*What to produce*:
Count how many lines in this material contain "panel". The answer is that number alone.

***** Supplied data *****

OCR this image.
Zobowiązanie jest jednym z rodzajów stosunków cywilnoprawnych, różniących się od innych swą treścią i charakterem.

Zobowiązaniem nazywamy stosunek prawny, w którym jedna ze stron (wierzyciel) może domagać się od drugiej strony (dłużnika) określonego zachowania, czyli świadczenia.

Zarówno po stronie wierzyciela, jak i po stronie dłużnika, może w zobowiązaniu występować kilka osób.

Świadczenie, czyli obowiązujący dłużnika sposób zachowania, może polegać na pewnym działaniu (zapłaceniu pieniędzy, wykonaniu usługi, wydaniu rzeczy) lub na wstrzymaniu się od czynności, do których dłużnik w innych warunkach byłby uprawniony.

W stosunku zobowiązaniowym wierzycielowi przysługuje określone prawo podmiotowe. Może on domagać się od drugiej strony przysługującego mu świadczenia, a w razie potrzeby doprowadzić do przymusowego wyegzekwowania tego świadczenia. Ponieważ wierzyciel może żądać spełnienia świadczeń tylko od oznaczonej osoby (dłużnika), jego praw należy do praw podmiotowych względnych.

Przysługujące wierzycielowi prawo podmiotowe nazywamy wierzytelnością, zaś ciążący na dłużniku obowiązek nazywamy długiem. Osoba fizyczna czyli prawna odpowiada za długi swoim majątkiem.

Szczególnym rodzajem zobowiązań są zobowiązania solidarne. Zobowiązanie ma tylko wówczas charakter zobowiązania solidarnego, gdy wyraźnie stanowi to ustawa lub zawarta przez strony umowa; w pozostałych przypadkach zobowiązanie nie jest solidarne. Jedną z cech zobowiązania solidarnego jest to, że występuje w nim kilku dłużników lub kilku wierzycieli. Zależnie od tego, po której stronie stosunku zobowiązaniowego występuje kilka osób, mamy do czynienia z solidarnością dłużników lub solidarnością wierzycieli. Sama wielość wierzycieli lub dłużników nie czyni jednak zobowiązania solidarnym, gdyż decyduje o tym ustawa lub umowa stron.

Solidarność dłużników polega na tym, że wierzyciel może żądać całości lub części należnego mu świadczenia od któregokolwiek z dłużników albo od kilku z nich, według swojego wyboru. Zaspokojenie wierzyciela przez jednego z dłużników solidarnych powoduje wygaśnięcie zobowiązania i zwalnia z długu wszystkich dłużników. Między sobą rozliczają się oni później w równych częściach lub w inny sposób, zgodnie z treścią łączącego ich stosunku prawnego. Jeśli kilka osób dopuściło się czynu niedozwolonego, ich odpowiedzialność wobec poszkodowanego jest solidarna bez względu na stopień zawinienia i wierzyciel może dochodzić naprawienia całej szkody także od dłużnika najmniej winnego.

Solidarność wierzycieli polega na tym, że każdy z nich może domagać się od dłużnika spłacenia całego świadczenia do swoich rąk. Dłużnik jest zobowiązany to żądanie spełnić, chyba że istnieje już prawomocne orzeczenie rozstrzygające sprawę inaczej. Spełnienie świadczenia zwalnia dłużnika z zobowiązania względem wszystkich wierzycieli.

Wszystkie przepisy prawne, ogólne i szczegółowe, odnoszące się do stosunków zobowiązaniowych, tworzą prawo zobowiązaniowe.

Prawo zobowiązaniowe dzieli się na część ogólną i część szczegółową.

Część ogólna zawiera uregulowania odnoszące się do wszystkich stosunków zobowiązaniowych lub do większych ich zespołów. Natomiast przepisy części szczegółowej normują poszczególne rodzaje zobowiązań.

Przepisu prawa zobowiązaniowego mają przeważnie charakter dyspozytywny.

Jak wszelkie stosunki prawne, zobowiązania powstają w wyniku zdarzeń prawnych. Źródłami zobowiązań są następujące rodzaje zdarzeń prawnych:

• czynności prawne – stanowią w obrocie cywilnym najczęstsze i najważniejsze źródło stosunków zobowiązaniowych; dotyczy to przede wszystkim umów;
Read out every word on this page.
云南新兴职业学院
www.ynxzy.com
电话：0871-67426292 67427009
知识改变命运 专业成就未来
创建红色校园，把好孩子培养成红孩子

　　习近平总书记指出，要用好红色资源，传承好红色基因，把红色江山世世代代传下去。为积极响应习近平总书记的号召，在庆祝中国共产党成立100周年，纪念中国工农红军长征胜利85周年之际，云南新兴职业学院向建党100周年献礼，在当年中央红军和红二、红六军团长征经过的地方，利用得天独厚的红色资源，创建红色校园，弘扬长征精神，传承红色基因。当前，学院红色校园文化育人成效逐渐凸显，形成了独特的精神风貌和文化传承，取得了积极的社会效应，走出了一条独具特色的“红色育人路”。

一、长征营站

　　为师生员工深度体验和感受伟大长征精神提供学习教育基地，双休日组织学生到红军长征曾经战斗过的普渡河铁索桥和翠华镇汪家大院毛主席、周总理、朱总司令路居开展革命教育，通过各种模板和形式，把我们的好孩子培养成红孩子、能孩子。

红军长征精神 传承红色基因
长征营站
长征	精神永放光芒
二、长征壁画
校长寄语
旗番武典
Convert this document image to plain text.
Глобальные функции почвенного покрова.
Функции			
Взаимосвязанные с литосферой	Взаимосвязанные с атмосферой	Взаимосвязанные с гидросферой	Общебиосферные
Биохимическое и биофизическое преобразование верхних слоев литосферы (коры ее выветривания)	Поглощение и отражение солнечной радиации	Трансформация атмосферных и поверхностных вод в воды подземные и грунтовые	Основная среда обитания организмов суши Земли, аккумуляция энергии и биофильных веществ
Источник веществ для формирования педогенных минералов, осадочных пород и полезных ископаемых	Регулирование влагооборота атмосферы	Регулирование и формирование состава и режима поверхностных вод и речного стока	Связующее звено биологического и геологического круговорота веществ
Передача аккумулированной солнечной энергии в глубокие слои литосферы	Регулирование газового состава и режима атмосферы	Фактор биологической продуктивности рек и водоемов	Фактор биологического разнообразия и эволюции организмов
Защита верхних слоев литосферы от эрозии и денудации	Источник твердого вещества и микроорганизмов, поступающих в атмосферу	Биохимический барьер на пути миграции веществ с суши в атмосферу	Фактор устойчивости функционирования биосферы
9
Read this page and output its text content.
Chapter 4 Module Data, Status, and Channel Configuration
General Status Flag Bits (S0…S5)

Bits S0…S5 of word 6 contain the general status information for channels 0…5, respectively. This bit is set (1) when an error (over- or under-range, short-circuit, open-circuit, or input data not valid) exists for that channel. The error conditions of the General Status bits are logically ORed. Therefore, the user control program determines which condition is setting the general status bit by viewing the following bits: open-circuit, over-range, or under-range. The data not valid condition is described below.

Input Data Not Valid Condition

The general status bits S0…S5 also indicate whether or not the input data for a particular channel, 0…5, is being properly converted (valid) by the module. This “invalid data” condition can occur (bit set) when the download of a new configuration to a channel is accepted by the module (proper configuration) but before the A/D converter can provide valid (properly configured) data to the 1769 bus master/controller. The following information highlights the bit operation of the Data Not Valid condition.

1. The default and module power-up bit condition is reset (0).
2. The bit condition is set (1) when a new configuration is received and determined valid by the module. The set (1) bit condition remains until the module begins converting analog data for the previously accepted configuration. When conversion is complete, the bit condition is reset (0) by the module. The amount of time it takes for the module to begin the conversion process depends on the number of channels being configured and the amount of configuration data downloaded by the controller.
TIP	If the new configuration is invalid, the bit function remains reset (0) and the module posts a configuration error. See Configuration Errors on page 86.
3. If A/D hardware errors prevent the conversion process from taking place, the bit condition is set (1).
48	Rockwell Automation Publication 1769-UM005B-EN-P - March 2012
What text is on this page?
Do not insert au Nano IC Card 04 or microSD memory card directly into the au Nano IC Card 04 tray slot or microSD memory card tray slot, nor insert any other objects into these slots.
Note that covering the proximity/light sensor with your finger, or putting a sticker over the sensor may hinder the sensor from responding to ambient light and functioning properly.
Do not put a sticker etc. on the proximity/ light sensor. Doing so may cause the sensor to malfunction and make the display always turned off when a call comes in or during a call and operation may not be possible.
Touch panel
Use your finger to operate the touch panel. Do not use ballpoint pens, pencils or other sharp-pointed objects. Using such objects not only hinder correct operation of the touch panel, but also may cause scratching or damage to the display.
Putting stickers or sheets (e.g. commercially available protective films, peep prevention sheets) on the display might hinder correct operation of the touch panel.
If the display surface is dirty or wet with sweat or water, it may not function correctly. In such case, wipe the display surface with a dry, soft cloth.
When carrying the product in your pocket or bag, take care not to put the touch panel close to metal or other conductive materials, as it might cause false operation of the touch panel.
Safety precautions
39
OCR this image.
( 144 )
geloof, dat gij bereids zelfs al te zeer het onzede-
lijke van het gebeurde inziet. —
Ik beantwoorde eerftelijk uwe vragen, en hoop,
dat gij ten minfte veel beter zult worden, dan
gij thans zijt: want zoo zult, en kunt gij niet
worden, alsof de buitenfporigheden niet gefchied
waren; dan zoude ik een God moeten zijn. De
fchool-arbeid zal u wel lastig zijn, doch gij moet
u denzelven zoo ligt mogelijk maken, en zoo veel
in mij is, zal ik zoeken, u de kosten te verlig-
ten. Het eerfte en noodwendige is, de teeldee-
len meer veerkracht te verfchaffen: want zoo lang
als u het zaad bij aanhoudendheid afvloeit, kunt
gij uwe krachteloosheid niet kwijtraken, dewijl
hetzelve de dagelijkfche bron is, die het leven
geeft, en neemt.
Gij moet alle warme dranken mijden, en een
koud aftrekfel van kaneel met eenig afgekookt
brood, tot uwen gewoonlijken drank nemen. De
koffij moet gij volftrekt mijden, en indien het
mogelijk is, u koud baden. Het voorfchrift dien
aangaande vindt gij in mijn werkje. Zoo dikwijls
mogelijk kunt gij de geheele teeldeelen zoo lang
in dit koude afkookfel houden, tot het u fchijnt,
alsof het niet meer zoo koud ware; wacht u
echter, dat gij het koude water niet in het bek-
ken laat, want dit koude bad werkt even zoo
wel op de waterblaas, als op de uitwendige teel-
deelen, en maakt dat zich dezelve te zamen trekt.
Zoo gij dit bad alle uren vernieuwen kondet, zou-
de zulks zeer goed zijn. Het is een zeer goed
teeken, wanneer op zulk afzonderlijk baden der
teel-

*****

*Finished task*:
4